### Exercise brief:
Collect every line that includes the string "Females".

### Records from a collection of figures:
[BEGIN]
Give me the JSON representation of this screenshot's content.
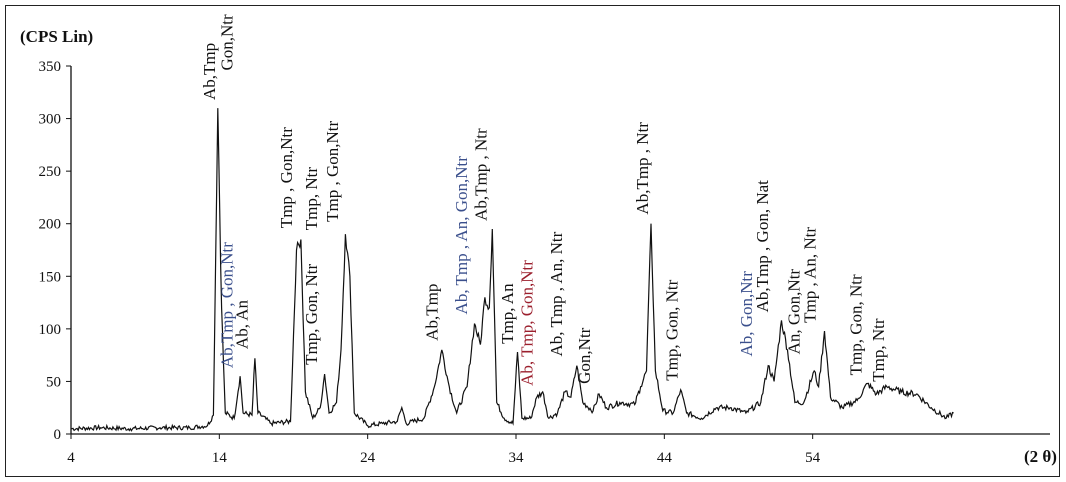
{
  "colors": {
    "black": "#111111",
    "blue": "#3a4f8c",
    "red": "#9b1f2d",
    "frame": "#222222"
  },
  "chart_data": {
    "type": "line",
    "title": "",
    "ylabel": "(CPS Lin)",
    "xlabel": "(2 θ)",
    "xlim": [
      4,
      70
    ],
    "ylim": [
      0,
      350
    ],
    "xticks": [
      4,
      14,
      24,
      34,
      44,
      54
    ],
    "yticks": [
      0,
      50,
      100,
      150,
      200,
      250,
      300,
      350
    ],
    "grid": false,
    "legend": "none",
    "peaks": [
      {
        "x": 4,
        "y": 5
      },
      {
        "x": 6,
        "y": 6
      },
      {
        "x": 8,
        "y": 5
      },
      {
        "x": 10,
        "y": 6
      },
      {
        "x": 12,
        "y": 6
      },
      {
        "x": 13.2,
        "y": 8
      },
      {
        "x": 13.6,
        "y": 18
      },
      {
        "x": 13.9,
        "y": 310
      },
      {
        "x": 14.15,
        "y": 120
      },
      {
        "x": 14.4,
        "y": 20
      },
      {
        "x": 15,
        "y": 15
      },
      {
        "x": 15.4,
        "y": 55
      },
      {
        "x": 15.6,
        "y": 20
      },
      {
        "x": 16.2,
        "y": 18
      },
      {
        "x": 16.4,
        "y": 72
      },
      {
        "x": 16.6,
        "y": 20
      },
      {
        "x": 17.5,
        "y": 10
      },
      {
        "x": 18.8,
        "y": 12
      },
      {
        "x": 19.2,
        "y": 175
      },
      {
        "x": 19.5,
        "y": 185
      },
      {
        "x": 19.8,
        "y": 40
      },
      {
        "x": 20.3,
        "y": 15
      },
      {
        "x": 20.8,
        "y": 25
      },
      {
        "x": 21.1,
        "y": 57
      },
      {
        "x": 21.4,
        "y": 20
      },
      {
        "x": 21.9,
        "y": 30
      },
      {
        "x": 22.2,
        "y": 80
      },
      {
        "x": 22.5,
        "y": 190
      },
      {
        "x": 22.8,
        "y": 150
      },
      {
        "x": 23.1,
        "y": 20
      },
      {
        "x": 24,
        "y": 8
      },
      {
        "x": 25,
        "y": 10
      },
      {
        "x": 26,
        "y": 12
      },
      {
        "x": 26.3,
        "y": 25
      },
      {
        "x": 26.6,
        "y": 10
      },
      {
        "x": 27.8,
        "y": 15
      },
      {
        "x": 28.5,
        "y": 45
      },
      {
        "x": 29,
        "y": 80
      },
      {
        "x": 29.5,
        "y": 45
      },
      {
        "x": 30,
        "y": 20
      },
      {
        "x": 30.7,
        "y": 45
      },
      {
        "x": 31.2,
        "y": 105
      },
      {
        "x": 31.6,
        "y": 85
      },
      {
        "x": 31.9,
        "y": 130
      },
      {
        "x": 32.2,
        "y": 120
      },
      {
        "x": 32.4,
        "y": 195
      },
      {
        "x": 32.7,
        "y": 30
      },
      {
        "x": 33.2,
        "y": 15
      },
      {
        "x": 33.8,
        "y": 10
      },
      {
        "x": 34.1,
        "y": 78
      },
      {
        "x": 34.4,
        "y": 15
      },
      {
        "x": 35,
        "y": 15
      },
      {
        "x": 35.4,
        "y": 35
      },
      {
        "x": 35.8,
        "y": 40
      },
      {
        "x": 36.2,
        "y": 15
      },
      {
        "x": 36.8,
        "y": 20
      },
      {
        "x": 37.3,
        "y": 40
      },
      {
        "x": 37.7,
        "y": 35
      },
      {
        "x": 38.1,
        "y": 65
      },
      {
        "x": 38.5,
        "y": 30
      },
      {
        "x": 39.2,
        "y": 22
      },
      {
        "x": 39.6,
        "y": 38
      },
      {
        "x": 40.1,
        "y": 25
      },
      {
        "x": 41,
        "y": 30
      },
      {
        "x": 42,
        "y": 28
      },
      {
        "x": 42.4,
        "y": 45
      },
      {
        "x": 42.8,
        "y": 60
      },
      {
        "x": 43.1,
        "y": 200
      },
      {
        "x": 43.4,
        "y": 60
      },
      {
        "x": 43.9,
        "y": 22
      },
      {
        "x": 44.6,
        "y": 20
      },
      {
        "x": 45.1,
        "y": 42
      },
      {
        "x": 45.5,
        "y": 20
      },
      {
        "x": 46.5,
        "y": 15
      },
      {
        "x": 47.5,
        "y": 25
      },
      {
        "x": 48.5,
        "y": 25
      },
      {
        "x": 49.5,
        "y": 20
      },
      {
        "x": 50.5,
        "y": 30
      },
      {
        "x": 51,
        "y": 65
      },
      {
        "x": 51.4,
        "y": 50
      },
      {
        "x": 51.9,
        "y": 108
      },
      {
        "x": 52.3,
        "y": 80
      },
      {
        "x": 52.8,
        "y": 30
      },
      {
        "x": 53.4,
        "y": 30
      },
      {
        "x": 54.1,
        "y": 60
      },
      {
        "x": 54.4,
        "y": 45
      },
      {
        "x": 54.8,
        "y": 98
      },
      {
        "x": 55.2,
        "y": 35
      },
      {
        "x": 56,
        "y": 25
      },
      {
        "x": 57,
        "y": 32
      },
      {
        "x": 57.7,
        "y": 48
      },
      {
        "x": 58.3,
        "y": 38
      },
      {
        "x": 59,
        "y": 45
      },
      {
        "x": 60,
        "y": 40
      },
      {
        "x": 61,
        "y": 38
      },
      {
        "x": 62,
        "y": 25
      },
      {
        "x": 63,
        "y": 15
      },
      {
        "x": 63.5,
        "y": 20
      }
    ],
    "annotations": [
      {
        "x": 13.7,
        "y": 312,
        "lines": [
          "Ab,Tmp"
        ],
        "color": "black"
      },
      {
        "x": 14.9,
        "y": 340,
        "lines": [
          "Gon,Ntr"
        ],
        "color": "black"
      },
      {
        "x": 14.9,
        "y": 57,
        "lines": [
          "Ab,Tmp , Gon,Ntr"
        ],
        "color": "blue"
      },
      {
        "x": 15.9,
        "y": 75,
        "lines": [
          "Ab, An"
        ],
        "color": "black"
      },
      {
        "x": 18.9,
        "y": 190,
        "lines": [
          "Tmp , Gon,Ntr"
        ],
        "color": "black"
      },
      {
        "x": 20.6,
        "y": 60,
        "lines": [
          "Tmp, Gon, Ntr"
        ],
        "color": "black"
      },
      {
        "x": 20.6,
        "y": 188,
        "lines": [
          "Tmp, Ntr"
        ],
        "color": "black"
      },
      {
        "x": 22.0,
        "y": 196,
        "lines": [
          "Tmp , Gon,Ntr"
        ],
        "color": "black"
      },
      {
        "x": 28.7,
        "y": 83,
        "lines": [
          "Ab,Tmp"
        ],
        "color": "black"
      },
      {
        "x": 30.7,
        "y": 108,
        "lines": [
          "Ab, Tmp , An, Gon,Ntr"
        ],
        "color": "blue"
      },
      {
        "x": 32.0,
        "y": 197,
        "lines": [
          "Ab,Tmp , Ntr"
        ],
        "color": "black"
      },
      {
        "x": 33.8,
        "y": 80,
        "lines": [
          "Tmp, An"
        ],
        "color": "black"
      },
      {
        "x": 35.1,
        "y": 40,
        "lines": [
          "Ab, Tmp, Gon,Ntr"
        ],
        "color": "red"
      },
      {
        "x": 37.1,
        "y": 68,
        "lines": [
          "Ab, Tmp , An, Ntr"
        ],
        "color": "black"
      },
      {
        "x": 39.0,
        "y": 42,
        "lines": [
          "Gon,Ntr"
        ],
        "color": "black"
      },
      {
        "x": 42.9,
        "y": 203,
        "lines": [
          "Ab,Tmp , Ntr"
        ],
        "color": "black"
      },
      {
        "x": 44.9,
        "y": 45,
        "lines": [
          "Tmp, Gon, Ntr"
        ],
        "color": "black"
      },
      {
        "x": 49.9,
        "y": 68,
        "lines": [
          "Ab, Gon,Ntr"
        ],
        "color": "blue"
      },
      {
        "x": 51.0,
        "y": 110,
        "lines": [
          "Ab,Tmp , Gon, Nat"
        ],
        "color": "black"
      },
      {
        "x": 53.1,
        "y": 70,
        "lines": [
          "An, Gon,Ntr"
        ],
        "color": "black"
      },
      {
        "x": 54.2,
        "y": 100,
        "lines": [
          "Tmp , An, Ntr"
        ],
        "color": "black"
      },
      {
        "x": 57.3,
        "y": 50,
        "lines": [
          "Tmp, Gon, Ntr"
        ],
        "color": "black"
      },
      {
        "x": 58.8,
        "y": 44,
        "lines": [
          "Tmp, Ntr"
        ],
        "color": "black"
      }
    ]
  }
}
[END]
[BEGIN]
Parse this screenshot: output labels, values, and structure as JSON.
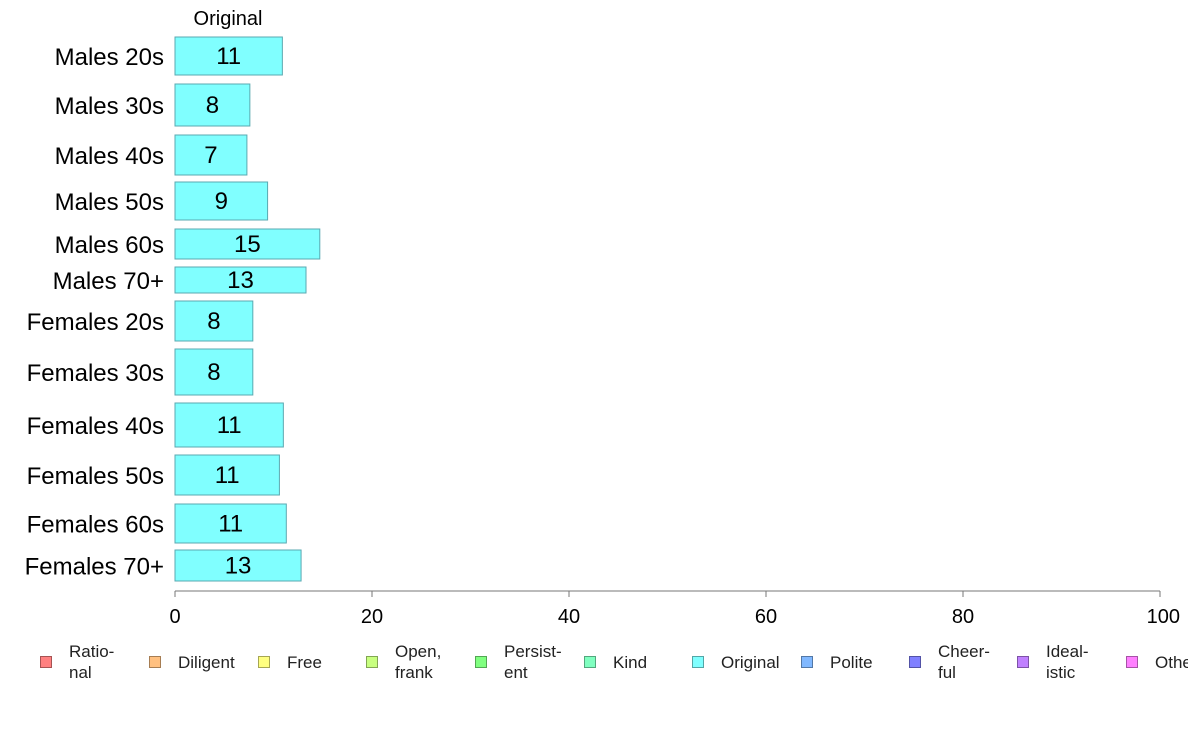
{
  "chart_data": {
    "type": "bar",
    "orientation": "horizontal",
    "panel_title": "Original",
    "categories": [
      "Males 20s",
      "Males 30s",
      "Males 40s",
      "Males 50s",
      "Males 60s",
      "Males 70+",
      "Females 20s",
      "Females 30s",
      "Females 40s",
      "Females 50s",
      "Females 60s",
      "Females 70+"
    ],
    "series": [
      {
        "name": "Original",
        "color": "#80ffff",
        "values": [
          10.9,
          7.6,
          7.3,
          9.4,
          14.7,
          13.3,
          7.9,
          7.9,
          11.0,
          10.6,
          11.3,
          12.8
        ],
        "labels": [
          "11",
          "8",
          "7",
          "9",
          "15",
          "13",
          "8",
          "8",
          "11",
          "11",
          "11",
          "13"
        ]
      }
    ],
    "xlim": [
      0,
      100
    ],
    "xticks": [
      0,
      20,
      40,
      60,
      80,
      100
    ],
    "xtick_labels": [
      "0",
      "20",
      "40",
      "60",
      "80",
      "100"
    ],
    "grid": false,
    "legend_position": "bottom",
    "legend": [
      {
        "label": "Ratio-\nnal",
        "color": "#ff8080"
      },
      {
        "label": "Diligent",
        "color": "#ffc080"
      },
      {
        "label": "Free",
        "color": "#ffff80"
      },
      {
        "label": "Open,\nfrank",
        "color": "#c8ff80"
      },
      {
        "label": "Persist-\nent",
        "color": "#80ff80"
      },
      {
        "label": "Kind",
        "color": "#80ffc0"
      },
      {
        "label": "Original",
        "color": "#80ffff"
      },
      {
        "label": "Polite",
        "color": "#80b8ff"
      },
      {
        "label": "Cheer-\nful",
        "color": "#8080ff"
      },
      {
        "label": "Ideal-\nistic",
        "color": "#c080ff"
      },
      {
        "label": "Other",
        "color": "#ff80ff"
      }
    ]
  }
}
[END]
### Response:
      "Females 20s",
      "Females 30s",
      "Females 40s",
      "Females 50s",
      "Females 60s",
      "Females 70+"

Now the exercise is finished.